### Short task
In the review of SHINee's "Dream Girl," which artist does Brad Shoup call a Big Deal and therefore disqualified?

### Excerpt provided
○ ○ ○ ○

Wednesday, March 13th, 2013

SHINee – Dream Girl

What’s Korean for “Vuelve”? This! Or “Dwilo,” if you trust online translation.


[Video][Website]
[6.40]

Scott Mildenhall: It’s like a single from a boyband in a film set in the future, but now. Note to One Direction: more maximalism, less faxed-in revisions.
[7]

Brad Shoup: “Vuelve” is prime cutout pop, only Luis Miguel is a Big Deal and thus disqualified. I’m of the opinion that we’ve run out of sounds, leaving our musicians to be top-notch conservators. Plus, I can’t be so selfish as to want a killer melody imprisoned in one song; to do so is to ignore giant swaths of hip-hop and electronic music. Still, it’s on SHINee to justify their swipe: that arcing “dre-e-am gir-l” is enough.   I love the tension between that dutiful slap-bass and the downcast disco strokes, that bummer of a feeling you get when you crest and realize how much space is above you. These assholes did it again.

○ ○ ○ ○

Source records:
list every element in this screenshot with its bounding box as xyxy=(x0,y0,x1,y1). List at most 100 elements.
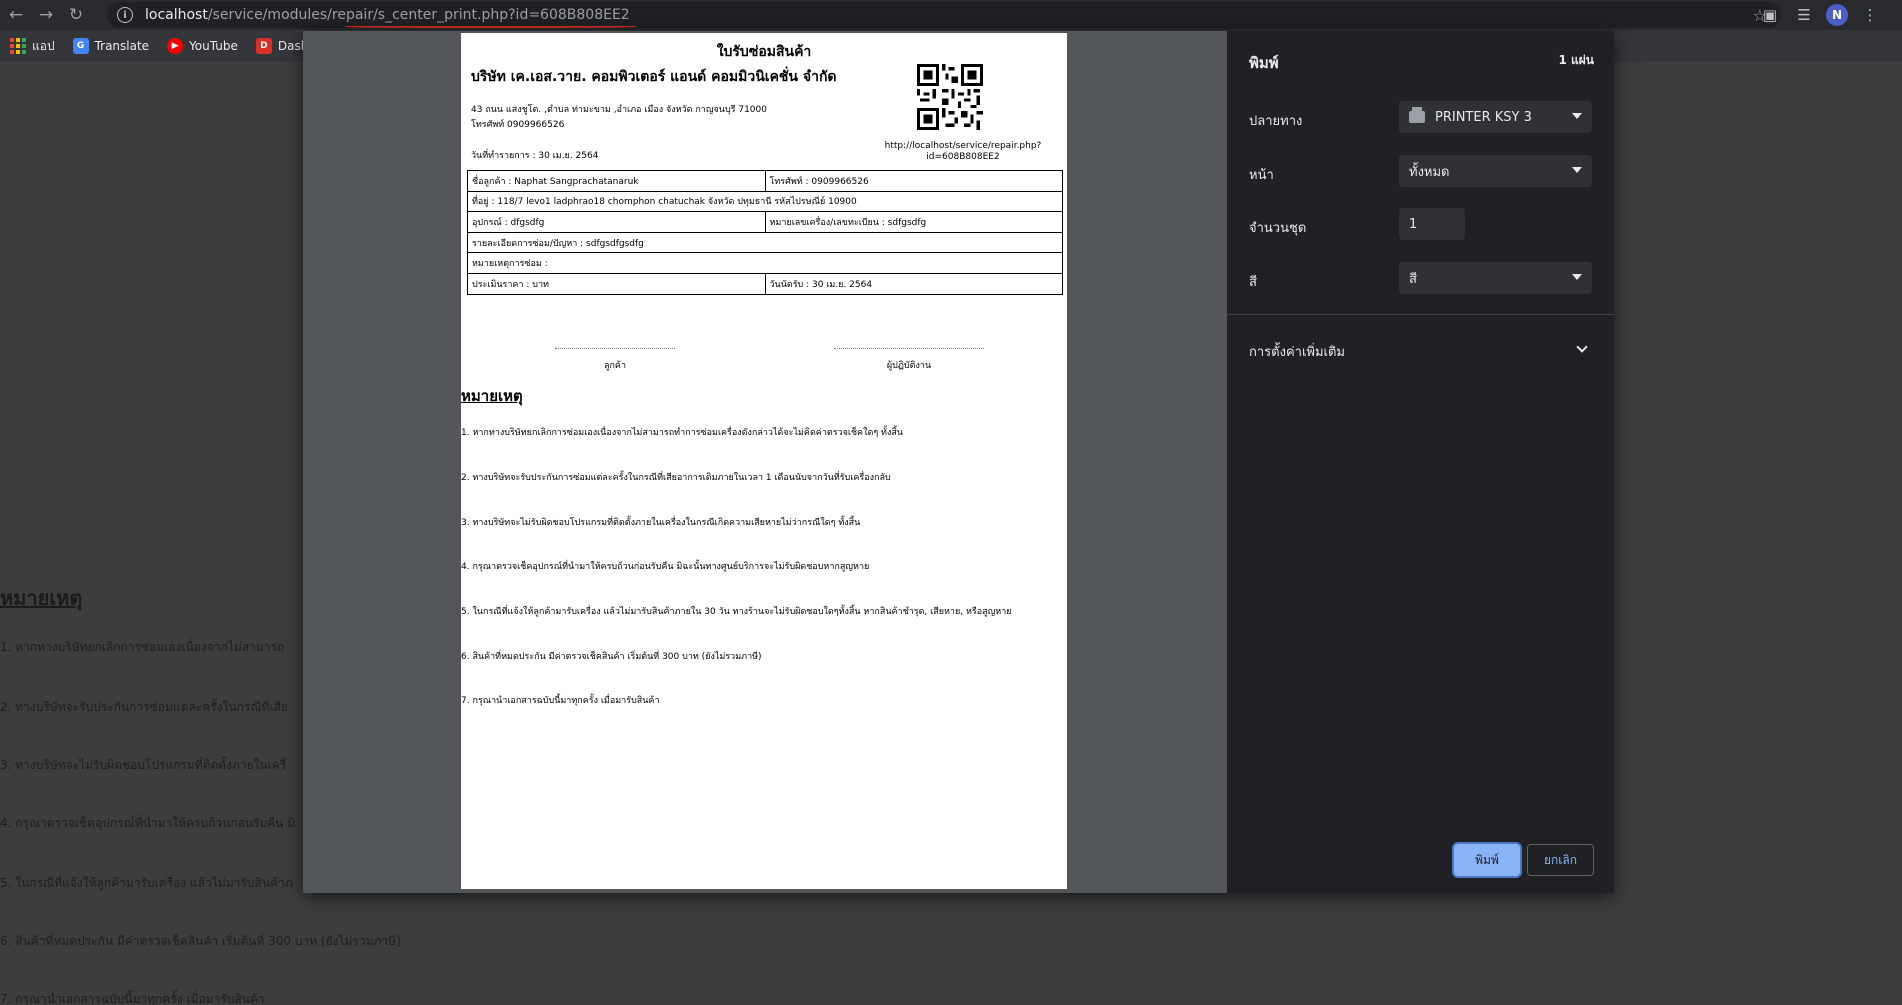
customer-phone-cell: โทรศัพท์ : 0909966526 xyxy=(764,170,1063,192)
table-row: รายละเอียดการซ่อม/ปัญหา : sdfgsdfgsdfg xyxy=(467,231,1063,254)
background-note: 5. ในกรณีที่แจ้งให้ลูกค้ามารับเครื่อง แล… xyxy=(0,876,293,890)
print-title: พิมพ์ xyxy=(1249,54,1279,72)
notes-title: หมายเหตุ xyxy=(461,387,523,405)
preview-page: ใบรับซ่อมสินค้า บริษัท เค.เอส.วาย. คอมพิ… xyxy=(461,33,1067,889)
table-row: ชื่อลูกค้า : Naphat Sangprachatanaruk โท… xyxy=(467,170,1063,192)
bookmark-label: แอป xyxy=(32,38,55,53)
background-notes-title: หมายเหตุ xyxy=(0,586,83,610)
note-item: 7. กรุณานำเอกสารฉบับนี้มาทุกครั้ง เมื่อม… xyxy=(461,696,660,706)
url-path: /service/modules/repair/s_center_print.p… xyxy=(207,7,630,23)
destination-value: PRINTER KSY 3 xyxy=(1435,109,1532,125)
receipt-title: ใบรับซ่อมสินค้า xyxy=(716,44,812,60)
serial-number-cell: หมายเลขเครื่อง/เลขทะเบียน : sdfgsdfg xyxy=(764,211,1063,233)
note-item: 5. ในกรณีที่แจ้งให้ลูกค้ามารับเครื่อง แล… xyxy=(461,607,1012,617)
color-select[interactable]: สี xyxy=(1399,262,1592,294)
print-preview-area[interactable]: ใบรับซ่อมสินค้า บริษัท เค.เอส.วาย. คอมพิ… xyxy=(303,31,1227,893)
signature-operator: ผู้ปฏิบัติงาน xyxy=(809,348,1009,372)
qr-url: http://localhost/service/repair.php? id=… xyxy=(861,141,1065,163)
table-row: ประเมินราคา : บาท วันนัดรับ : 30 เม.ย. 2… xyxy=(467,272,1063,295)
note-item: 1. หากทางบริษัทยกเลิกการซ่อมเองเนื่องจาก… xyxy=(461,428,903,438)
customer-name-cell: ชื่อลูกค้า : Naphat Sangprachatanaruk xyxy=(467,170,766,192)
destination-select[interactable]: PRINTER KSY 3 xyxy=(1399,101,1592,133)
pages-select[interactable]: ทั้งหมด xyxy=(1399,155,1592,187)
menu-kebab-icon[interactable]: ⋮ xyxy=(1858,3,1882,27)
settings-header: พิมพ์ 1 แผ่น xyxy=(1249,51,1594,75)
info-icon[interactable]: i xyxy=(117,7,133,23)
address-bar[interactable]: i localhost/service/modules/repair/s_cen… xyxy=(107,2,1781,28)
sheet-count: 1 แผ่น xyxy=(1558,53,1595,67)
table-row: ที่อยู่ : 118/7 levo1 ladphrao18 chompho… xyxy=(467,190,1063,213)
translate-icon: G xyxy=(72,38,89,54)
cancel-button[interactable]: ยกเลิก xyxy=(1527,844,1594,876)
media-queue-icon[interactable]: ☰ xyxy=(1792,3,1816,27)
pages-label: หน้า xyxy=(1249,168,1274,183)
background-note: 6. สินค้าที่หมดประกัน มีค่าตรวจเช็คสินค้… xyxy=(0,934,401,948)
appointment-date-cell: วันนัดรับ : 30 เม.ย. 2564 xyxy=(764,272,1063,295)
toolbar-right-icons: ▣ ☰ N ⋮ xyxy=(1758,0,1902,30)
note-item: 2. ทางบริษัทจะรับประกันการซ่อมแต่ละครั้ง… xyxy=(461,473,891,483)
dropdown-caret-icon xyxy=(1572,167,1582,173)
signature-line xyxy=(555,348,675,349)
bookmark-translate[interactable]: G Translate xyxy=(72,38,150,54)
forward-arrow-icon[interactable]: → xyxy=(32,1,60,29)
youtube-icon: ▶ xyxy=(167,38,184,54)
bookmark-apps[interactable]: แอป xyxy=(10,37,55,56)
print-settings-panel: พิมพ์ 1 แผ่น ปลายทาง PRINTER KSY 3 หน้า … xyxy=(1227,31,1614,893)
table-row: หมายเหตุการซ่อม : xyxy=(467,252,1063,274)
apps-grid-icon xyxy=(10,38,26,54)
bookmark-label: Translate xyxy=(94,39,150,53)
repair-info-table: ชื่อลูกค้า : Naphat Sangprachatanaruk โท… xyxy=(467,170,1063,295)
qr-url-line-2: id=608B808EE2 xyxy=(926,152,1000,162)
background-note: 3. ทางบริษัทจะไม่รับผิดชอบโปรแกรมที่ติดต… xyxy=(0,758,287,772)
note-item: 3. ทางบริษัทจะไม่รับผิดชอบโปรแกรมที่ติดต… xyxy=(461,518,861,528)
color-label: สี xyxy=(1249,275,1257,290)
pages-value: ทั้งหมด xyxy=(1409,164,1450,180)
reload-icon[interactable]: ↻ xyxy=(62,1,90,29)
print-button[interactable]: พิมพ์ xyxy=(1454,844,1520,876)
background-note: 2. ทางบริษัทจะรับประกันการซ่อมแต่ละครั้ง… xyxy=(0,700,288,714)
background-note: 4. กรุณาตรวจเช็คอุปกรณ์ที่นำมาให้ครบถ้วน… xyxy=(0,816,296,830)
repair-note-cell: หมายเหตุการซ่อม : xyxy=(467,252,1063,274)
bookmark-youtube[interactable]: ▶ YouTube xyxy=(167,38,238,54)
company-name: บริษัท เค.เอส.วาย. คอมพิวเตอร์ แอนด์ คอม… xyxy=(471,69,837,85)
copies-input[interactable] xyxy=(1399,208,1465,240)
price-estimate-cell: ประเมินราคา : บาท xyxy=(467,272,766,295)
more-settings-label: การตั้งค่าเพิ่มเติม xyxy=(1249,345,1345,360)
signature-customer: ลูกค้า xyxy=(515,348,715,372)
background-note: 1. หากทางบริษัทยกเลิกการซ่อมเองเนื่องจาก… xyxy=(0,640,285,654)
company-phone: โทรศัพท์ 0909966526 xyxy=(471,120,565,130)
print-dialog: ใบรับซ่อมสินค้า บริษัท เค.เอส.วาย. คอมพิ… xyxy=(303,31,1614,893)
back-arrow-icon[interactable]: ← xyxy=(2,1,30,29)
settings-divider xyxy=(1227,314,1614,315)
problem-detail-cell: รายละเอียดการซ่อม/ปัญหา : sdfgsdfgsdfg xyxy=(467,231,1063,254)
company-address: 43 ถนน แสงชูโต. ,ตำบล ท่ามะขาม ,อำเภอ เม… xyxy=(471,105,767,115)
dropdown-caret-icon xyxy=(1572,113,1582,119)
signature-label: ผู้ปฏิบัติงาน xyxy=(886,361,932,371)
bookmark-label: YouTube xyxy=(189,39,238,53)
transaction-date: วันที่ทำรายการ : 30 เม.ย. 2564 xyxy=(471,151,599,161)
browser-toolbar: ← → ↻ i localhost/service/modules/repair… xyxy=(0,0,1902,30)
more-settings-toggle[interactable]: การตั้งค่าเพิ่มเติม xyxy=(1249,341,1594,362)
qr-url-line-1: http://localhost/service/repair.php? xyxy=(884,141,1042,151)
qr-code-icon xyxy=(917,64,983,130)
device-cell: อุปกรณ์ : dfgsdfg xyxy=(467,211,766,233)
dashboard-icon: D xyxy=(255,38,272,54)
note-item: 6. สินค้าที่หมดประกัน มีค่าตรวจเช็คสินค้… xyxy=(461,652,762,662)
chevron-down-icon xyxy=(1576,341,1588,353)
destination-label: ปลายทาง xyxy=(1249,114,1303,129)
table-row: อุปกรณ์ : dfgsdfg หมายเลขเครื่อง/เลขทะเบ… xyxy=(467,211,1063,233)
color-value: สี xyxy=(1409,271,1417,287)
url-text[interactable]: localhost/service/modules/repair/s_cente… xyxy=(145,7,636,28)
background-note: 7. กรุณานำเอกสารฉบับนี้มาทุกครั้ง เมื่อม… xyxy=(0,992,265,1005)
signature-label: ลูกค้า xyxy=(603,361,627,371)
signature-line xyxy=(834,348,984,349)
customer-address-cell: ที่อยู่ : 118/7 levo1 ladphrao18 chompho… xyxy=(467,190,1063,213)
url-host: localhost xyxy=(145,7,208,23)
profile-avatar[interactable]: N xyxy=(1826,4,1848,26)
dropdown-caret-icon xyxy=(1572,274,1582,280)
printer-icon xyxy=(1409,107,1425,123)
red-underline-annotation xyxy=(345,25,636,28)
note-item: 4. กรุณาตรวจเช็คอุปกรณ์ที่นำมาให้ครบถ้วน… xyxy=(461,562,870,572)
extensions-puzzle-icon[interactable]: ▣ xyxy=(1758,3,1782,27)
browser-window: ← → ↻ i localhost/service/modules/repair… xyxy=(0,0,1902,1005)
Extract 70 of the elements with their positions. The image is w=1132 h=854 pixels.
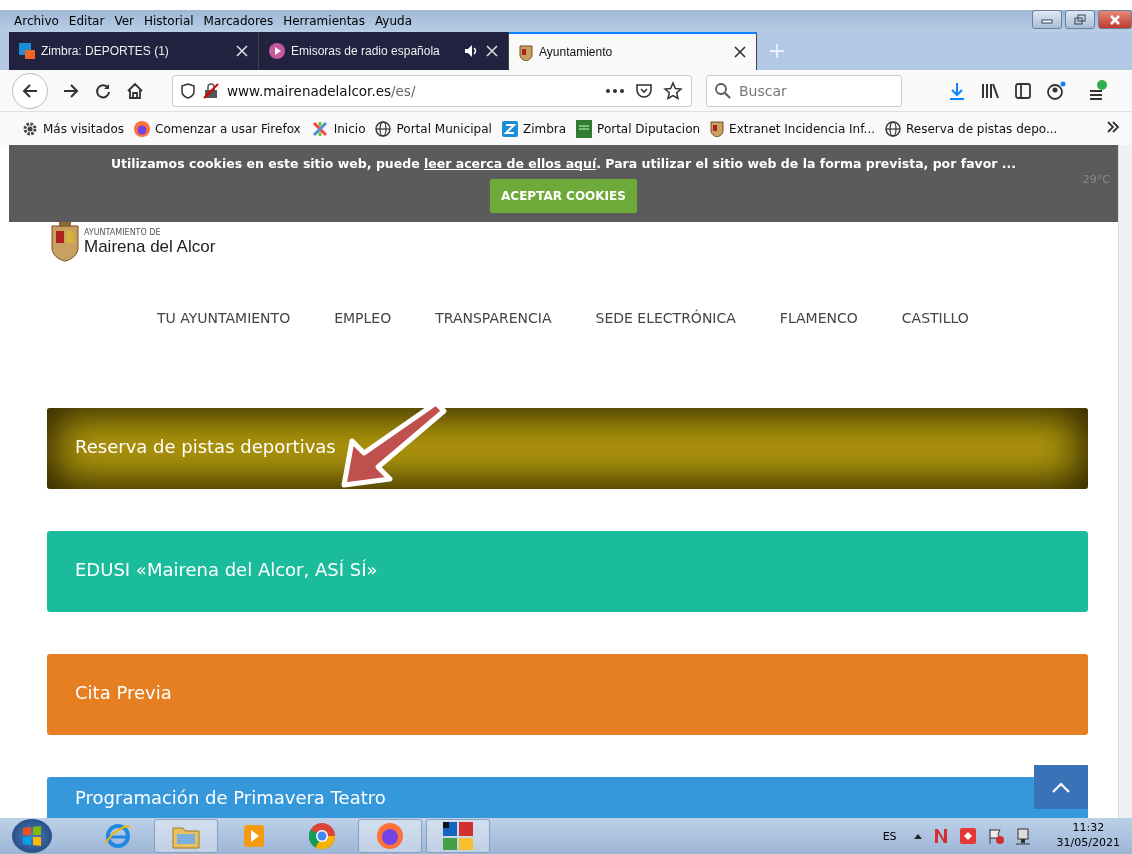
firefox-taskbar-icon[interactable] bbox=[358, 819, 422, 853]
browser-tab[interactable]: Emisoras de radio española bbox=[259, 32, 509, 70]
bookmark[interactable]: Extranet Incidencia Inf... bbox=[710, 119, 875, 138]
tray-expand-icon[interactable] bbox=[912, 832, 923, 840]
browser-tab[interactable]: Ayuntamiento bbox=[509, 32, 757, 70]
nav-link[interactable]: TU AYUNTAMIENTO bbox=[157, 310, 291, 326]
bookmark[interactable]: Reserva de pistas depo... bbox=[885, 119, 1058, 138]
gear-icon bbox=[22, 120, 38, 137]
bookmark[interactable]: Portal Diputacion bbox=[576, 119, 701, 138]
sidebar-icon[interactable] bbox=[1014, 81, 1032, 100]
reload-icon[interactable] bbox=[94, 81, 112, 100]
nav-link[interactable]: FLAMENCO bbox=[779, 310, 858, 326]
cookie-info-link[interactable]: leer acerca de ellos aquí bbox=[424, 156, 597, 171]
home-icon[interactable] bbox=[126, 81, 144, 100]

○ ○ ○ ○

### Answer to the exercise
Luis Miguel.